_THE TASK_
Pick out the lines below with "content" and list them.

_INFORMATION SHOWN_
* START *

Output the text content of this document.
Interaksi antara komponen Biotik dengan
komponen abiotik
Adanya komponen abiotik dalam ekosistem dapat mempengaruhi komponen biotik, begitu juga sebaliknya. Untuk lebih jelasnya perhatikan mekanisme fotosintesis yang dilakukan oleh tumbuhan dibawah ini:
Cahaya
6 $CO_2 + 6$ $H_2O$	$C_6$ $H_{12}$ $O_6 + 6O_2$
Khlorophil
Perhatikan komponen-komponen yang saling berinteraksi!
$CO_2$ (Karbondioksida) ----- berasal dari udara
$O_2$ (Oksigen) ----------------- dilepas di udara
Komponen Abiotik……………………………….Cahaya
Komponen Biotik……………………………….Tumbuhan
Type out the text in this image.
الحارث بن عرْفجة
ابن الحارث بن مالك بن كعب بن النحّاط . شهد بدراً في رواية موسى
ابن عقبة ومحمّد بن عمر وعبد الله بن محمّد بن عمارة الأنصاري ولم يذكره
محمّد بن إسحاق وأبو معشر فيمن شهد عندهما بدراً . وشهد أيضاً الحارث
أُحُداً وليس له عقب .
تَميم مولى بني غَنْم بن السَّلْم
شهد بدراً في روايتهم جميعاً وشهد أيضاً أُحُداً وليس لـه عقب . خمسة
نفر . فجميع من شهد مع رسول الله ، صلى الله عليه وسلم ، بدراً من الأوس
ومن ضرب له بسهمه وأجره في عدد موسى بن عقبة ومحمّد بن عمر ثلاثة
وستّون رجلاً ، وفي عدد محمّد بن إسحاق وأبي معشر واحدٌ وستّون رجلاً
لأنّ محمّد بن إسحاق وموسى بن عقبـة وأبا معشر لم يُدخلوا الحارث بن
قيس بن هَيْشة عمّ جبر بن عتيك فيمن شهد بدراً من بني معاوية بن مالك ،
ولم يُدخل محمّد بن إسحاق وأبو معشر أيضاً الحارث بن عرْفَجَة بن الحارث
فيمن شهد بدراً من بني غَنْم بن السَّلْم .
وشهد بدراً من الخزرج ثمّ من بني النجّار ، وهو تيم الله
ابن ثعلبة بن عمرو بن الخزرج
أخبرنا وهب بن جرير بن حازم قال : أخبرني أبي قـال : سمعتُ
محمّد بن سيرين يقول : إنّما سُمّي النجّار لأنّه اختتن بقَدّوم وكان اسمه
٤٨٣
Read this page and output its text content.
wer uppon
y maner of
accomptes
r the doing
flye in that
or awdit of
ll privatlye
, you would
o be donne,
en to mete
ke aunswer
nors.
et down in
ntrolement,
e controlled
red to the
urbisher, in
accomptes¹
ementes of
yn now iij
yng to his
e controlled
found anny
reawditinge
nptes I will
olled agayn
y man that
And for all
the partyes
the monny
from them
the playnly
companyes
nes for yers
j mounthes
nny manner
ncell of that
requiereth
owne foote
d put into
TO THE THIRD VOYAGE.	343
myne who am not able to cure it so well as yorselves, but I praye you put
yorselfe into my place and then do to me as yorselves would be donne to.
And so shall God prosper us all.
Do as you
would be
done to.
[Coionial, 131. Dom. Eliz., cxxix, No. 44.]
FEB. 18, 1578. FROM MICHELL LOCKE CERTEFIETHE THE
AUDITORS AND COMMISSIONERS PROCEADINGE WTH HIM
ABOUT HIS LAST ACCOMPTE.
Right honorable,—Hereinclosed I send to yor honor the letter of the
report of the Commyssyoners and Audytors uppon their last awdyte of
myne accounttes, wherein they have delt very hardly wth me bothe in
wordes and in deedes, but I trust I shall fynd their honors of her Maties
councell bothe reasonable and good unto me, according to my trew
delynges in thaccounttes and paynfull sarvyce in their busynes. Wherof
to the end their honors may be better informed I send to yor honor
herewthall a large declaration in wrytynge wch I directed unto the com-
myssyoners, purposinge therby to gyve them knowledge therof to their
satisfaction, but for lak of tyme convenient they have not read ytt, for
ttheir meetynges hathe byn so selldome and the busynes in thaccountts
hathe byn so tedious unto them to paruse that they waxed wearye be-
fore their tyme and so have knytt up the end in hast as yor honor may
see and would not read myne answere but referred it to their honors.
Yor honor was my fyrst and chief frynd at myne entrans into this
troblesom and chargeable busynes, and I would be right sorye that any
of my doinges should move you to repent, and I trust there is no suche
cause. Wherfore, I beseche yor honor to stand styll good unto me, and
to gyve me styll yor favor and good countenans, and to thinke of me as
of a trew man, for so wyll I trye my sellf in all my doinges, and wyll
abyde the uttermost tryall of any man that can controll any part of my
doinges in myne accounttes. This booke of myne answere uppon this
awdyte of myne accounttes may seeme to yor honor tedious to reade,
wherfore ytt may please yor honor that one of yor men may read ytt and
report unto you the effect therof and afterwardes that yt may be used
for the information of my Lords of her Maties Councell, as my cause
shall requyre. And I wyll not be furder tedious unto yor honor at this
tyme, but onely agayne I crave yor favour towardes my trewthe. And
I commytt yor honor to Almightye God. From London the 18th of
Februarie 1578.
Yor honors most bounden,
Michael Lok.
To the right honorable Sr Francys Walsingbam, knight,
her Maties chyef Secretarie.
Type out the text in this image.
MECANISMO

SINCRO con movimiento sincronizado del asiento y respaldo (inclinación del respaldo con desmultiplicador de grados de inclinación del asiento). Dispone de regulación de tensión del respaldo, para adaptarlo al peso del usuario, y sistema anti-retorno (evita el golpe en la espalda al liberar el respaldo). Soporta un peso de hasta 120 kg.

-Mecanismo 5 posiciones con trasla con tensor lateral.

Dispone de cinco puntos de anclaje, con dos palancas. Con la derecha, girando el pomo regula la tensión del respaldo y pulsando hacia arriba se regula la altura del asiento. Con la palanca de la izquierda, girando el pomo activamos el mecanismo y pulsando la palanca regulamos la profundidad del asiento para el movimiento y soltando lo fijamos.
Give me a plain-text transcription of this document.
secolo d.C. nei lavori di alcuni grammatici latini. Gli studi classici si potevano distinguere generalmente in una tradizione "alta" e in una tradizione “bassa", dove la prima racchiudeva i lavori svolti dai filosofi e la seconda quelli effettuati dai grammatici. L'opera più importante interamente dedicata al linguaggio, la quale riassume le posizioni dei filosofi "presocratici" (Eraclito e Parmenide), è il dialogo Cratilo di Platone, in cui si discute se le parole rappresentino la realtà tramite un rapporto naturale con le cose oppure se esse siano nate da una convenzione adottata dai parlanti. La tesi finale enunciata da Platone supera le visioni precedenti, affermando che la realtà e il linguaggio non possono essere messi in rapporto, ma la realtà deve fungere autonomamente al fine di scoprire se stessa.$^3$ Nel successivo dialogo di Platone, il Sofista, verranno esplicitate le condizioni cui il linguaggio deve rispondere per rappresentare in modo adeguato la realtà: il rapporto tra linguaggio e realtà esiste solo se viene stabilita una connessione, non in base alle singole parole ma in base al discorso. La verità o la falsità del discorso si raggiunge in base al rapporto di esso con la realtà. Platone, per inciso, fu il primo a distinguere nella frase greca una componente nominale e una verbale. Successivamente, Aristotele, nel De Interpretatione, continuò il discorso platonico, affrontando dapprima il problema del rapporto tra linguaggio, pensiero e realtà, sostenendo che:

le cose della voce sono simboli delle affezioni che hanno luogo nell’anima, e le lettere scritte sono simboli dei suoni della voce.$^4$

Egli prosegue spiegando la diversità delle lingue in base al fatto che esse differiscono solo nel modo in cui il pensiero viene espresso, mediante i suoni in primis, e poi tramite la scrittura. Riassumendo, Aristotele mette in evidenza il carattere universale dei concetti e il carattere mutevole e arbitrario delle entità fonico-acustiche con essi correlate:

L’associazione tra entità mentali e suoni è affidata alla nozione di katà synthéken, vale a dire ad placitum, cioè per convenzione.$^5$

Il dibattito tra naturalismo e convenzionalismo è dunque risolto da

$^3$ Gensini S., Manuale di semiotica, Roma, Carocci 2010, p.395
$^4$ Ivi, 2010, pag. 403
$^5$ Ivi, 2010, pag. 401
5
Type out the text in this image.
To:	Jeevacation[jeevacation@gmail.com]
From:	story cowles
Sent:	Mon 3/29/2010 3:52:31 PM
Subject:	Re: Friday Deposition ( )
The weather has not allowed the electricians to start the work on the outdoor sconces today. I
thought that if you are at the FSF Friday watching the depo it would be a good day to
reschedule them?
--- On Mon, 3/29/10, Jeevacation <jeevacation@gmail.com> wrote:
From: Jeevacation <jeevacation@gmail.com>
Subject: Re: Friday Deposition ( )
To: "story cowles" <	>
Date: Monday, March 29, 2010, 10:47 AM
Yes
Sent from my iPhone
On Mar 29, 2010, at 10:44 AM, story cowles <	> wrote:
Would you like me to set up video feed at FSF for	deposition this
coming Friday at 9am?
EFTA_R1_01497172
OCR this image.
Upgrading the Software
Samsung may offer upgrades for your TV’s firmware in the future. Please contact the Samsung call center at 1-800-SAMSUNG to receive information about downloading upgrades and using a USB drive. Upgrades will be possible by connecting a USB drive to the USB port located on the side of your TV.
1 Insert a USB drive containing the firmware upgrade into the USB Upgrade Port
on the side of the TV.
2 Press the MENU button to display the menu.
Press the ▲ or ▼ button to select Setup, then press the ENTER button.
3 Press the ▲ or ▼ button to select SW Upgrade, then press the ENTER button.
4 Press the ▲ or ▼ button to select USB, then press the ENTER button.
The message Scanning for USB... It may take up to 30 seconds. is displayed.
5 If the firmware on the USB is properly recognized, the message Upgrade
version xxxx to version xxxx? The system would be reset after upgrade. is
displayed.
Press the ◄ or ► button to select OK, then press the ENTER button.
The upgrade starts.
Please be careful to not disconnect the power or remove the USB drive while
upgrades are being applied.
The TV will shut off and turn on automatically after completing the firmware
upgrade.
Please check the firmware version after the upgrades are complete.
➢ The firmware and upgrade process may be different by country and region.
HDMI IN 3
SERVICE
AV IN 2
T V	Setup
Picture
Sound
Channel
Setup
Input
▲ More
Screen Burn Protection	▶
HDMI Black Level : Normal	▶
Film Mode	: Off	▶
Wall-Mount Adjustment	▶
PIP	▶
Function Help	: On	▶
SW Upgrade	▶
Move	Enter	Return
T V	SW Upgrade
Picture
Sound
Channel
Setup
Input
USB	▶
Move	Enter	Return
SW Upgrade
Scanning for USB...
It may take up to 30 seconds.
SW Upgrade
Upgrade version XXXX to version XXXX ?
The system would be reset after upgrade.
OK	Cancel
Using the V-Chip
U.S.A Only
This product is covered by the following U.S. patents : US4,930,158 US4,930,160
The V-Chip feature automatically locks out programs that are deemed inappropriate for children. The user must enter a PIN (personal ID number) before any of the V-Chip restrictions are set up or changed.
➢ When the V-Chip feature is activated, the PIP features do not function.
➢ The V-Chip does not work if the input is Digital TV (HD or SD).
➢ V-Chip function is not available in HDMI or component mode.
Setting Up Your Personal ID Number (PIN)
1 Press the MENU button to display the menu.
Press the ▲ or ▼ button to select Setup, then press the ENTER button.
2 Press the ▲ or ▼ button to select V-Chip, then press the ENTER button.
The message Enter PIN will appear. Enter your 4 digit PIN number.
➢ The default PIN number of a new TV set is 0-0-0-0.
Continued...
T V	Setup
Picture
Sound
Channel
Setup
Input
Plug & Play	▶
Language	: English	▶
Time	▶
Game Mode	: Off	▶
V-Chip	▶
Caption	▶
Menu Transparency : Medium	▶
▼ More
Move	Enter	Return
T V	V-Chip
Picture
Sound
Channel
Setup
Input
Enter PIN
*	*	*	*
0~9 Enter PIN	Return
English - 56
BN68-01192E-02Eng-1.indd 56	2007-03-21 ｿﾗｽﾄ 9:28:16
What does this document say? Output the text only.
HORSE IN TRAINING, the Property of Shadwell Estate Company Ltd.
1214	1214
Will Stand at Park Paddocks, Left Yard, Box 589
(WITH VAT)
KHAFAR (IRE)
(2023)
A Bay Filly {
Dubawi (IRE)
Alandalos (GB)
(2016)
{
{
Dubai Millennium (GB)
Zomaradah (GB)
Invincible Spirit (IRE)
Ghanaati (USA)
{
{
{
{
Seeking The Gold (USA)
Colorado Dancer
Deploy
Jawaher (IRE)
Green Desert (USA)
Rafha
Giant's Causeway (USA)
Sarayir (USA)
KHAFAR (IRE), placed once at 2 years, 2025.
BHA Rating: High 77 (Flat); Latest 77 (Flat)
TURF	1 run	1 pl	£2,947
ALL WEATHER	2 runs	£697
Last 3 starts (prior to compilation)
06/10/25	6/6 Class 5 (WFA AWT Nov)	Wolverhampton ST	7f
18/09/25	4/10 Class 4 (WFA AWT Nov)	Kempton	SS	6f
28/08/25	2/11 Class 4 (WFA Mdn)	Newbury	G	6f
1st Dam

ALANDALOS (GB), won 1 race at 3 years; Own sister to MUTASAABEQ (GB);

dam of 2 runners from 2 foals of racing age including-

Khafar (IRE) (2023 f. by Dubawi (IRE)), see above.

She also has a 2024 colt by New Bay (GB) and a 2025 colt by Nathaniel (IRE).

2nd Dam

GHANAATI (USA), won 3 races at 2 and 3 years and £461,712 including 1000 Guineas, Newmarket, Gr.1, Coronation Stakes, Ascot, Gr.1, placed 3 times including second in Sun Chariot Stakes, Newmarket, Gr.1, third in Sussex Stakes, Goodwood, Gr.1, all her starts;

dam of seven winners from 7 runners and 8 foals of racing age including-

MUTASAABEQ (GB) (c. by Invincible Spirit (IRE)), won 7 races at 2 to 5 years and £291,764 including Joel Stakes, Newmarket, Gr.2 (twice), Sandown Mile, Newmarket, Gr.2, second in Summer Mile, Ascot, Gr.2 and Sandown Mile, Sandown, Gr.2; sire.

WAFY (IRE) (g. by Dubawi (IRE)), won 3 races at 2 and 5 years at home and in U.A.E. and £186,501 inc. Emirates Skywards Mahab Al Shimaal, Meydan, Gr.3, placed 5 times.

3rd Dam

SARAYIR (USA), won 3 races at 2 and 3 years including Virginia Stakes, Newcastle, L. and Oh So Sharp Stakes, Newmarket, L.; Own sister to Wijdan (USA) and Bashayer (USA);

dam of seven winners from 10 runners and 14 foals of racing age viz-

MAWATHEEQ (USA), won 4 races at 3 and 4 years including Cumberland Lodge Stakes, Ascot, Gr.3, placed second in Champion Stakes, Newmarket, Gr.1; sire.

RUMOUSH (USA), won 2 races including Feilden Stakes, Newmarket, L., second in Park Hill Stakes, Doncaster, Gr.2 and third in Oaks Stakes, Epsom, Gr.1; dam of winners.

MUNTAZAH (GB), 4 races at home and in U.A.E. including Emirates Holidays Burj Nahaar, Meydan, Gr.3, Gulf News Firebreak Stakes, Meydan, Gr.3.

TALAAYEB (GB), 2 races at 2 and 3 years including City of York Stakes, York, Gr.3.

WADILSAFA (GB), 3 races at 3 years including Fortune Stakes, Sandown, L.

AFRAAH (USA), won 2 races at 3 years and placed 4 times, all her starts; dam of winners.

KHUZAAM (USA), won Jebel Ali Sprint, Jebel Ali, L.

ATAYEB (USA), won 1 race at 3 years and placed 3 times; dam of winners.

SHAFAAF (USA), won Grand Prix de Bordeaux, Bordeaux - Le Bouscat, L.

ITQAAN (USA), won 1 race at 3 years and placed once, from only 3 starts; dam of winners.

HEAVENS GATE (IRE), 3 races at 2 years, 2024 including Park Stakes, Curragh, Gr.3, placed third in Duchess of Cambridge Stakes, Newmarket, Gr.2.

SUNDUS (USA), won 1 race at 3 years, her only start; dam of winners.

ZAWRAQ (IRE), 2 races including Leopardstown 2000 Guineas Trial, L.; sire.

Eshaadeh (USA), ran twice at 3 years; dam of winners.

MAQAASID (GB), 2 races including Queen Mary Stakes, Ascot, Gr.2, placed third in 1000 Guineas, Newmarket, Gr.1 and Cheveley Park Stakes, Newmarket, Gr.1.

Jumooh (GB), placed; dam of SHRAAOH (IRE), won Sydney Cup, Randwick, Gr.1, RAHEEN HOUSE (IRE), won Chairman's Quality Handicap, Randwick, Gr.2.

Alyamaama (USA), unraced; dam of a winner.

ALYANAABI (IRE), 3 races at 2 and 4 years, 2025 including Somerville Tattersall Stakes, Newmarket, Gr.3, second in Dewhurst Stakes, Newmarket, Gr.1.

* END *

_FULL OUTPUT_
Output the text content of this document.
Read this page and output its text content.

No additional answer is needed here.